(Excerpt from a dataset)
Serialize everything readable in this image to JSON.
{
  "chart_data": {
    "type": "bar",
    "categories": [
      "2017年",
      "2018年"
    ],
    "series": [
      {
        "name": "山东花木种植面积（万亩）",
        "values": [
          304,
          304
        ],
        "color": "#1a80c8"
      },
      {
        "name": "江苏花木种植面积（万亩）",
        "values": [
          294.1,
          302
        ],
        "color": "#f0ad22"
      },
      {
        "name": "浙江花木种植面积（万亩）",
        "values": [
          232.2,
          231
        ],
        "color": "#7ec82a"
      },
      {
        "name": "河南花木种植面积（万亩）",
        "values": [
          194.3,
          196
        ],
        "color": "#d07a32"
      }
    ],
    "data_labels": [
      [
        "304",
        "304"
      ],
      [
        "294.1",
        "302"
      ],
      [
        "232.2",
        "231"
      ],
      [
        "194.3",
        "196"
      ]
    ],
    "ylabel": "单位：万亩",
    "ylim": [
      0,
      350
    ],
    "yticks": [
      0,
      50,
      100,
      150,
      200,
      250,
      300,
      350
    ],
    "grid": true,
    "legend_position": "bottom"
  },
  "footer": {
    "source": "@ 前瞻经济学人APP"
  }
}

*EXERCISE TASK*: State only the number of lines in these entries that contain "color".

*SOLUTION*: 4